WHAT YOU WILL DO: Every line of the records must be repeated exactly; pictures stay out.

RECORDS FOR THE EXERCISE:
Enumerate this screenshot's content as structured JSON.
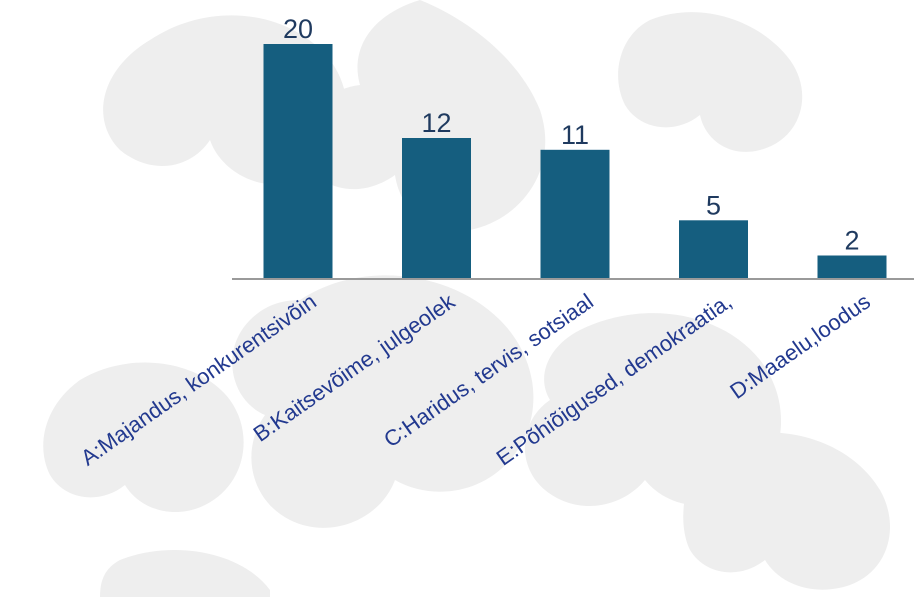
{
  "chart_data": {
    "type": "bar",
    "categories": [
      "A:Majandus, konkurentsivõin",
      "B:Kaitsevõime, julgeolek",
      "C:Haridus, tervis, sotsiaal",
      "E:Põhiõigused, demokraatia,",
      "D:Maaelu,loodus"
    ],
    "values": [
      20,
      12,
      11,
      5,
      2
    ],
    "value_labels": [
      "20",
      "12",
      "11",
      "5",
      "2"
    ],
    "title": "",
    "xlabel": "",
    "ylabel": "",
    "ylim": [
      0,
      20
    ],
    "grid": false,
    "legend": "none",
    "colors": {
      "bar": "#155e7f",
      "value_label": "#1f3a5f",
      "category_label": "#22398f",
      "baseline": "#9a9a9a",
      "watermark": "#eeeeee"
    }
  }
}
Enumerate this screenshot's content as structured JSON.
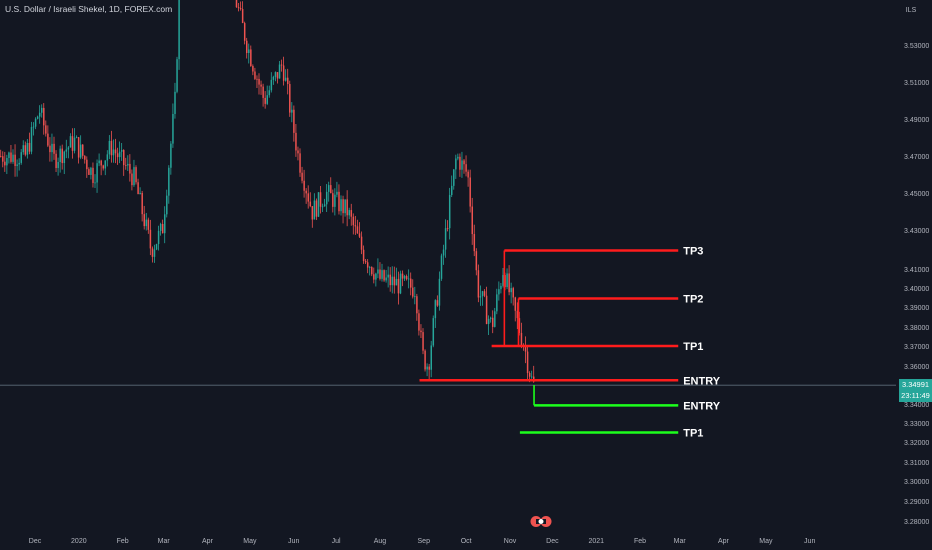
{
  "header": {
    "symbol_title": "U.S. Dollar / Israeli Shekel, 1D, FOREX.com"
  },
  "toolbar": {
    "scale_label": "ILS"
  },
  "current_price": {
    "value": "3.34991",
    "countdown": "23:11:49"
  },
  "colors": {
    "background": "#131722",
    "up_candle": "#26a69a",
    "down_candle": "#ef5350",
    "level_red": "#ff1c1c",
    "level_green": "#1cff1c",
    "label_text": "#ffffff",
    "axis_text": "#b2b5be"
  },
  "chart_data": {
    "type": "candlestick",
    "title": "U.S. Dollar / Israeli Shekel, 1D, FOREX.com",
    "x_tick_labels": [
      "Dec",
      "2020",
      "Feb",
      "Mar",
      "Apr",
      "May",
      "Jun",
      "Jul",
      "Aug",
      "Sep",
      "Oct",
      "Nov",
      "Dec",
      "2021",
      "Feb",
      "Mar",
      "Apr",
      "May",
      "Jun"
    ],
    "y_tick_labels": [
      "3.53000",
      "3.51000",
      "3.49000",
      "3.47000",
      "3.45000",
      "3.43000",
      "3.41000",
      "3.40000",
      "3.39000",
      "3.38000",
      "3.37000",
      "3.36000",
      "3.34000",
      "3.33000",
      "3.32000",
      "3.31000",
      "3.30000",
      "3.29000",
      "3.28000"
    ],
    "y_range": [
      3.275,
      3.545
    ],
    "levels": [
      {
        "label": "TP3",
        "price": 3.4195,
        "color": "red",
        "from": "2020-10-28",
        "to": "2021-02-28"
      },
      {
        "label": "TP2",
        "price": 3.3945,
        "color": "red",
        "from": "2020-11-07",
        "to": "2021-02-28"
      },
      {
        "label": "TP1",
        "price": 3.37,
        "color": "red",
        "from": "2020-10-19",
        "to": "2021-02-28"
      },
      {
        "label": "ENTRY",
        "price": 3.3525,
        "color": "red",
        "from": "2020-08-29",
        "to": "2021-02-28"
      },
      {
        "label": "ENTRY",
        "price": 3.3393,
        "color": "green",
        "from": "2020-11-18",
        "to": "2021-02-28"
      },
      {
        "label": "TP1",
        "price": 3.325,
        "color": "green",
        "from": "2020-11-08",
        "to": "2021-02-28"
      }
    ],
    "price_path": [
      {
        "date": "2019-11-25",
        "price": 3.47
      },
      {
        "date": "2019-12-05",
        "price": 3.495
      },
      {
        "date": "2019-12-15",
        "price": 3.468
      },
      {
        "date": "2019-12-30",
        "price": 3.478
      },
      {
        "date": "2020-01-12",
        "price": 3.46
      },
      {
        "date": "2020-01-25",
        "price": 3.475
      },
      {
        "date": "2020-02-10",
        "price": 3.458
      },
      {
        "date": "2020-02-22",
        "price": 3.42
      },
      {
        "date": "2020-03-01",
        "price": 3.43
      },
      {
        "date": "2020-03-10",
        "price": 3.5
      },
      {
        "date": "2020-03-20",
        "price": 3.7
      },
      {
        "date": "2020-04-05",
        "price": 3.6
      },
      {
        "date": "2020-04-20",
        "price": 3.56
      },
      {
        "date": "2020-04-30",
        "price": 3.53
      },
      {
        "date": "2020-05-12",
        "price": 3.5
      },
      {
        "date": "2020-05-25",
        "price": 3.52
      },
      {
        "date": "2020-06-05",
        "price": 3.47
      },
      {
        "date": "2020-06-15",
        "price": 3.44
      },
      {
        "date": "2020-06-25",
        "price": 3.45
      },
      {
        "date": "2020-07-10",
        "price": 3.44
      },
      {
        "date": "2020-07-20",
        "price": 3.42
      },
      {
        "date": "2020-08-01",
        "price": 3.405
      },
      {
        "date": "2020-08-15",
        "price": 3.402
      },
      {
        "date": "2020-08-27",
        "price": 3.4
      },
      {
        "date": "2020-09-01",
        "price": 3.365
      },
      {
        "date": "2020-09-05",
        "price": 3.36
      },
      {
        "date": "2020-09-15",
        "price": 3.415
      },
      {
        "date": "2020-09-25",
        "price": 3.47
      },
      {
        "date": "2020-10-03",
        "price": 3.46
      },
      {
        "date": "2020-10-10",
        "price": 3.4
      },
      {
        "date": "2020-10-20",
        "price": 3.38
      },
      {
        "date": "2020-10-28",
        "price": 3.41
      },
      {
        "date": "2020-11-06",
        "price": 3.385
      },
      {
        "date": "2020-11-12",
        "price": 3.37
      },
      {
        "date": "2020-11-18",
        "price": 3.35
      }
    ]
  }
}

RESPONSE TO THIS TASK:
Enumerate this screenshot's content as structured JSON.
{
  "chart_data": {
    "type": "bar",
    "categories": [
      "A:Majandus, konkurentsivõin",
      "B:Kaitsevõime, julgeolek",
      "C:Haridus, tervis, sotsiaal",
      "E:Põhiõigused, demokraatia,",
      "D:Maaelu,loodus"
    ],
    "values": [
      20,
      12,
      11,
      5,
      2
    ],
    "value_labels": [
      "20",
      "12",
      "11",
      "5",
      "2"
    ],
    "title": "",
    "xlabel": "",
    "ylabel": "",
    "ylim": [
      0,
      20
    ],
    "grid": false,
    "legend": "none",
    "colors": {
      "bar": "#155e7f",
      "value_label": "#1f3a5f",
      "category_label": "#22398f",
      "baseline": "#9a9a9a",
      "watermark": "#eeeeee"
    }
  }
}
Enumerate this screenshot's content as structured JSON.
{
  "header": {
    "symbol_title": "U.S. Dollar / Israeli Shekel, 1D, FOREX.com"
  },
  "toolbar": {
    "scale_label": "ILS"
  },
  "current_price": {
    "value": "3.34991",
    "countdown": "23:11:49"
  },
  "colors": {
    "background": "#131722",
    "up_candle": "#26a69a",
    "down_candle": "#ef5350",
    "level_red": "#ff1c1c",
    "level_green": "#1cff1c",
    "label_text": "#ffffff",
    "axis_text": "#b2b5be"
  },
  "chart_data": {
    "type": "candlestick",
    "title": "U.S. Dollar / Israeli Shekel, 1D, FOREX.com",
    "x_tick_labels": [
      "Dec",
      "2020",
      "Feb",
      "Mar",
      "Apr",
      "May",
      "Jun",
      "Jul",
      "Aug",
      "Sep",
      "Oct",
      "Nov",
      "Dec",
      "2021",
      "Feb",
      "Mar",
      "Apr",
      "May",
      "Jun"
    ],
    "y_tick_labels": [
      "3.53000",
      "3.51000",
      "3.49000",
      "3.47000",
      "3.45000",
      "3.43000",
      "3.41000",
      "3.40000",
      "3.39000",
      "3.38000",
      "3.37000",
      "3.36000",
      "3.34000",
      "3.33000",
      "3.32000",
      "3.31000",
      "3.30000",
      "3.29000",
      "3.28000"
    ],
    "y_range": [
      3.275,
      3.545
    ],
    "levels": [
      {
        "label": "TP3",
        "price": 3.4195,
        "color": "red",
        "from": "2020-10-28",
        "to": "2021-02-28"
      },
      {
        "label": "TP2",
        "price": 3.3945,
        "color": "red",
        "from": "2020-11-07",
        "to": "2021-02-28"
      },
      {
        "label": "TP1",
        "price": 3.37,
        "color": "red",
        "from": "2020-10-19",
        "to": "2021-02-28"
      },
      {
        "label": "ENTRY",
        "price": 3.3525,
        "color": "red",
        "from": "2020-08-29",
        "to": "2021-02-28"
      },
      {
        "label": "ENTRY",
        "price": 3.3393,
        "color": "green",
        "from": "2020-11-18",
        "to": "2021-02-28"
      },
      {
        "label": "TP1",
        "price": 3.325,
        "color": "green",
        "from": "2020-11-08",
        "to": "2021-02-28"
      }
    ],
    "price_path": [
      {
        "date": "2019-11-25",
        "price": 3.47
      },
      {
        "date": "2019-12-05",
        "price": 3.495
      },
      {
        "date": "2019-12-15",
        "price": 3.468
      },
      {
        "date": "2019-12-30",
        "price": 3.478
      },
      {
        "date": "2020-01-12",
        "price": 3.46
      },
      {
        "date": "2020-01-25",
        "price": 3.475
      },
      {
        "date": "2020-02-10",
        "price": 3.458
      },
      {
        "date": "2020-02-22",
        "price": 3.42
      },
      {
        "date": "2020-03-01",
        "price": 3.43
      },
      {
        "date": "2020-03-10",
        "price": 3.5
      },
      {
        "date": "2020-03-20",
        "price": 3.7
      },
      {
        "date": "2020-04-05",
        "price": 3.6
      },
      {
        "date": "2020-04-20",
        "price": 3.56
      },
      {
        "date": "2020-04-30",
        "price": 3.53
      },
      {
        "date": "2020-05-12",
        "price": 3.5
      },
      {
        "date": "2020-05-25",
        "price": 3.52
      },
      {
        "date": "2020-06-05",
        "price": 3.47
      },
      {
        "date": "2020-06-15",
        "price": 3.44
      },
      {
        "date": "2020-06-25",
        "price": 3.45
      },
      {
        "date": "2020-07-10",
        "price": 3.44
      },
      {
        "date": "2020-07-20",
        "price": 3.42
      },
      {
        "date": "2020-08-01",
        "price": 3.405
      },
      {
        "date": "2020-08-15",
        "price": 3.402
      },
      {
        "date": "2020-08-27",
        "price": 3.4
      },
      {
        "date": "2020-09-01",
        "price": 3.365
      },
      {
        "date": "2020-09-05",
        "price": 3.36
      },
      {
        "date": "2020-09-15",
        "price": 3.415
      },
      {
        "date": "2020-09-25",
        "price": 3.47
      },
      {
        "date": "2020-10-03",
        "price": 3.46
      },
      {
        "date": "2020-10-10",
        "price": 3.4
      },
      {
        "date": "2020-10-20",
        "price": 3.38
      },
      {
        "date": "2020-10-28",
        "price": 3.41
      },
      {
        "date": "2020-11-06",
        "price": 3.385
      },
      {
        "date": "2020-11-12",
        "price": 3.37
      },
      {
        "date": "2020-11-18",
        "price": 3.35
      }
    ]
  }
}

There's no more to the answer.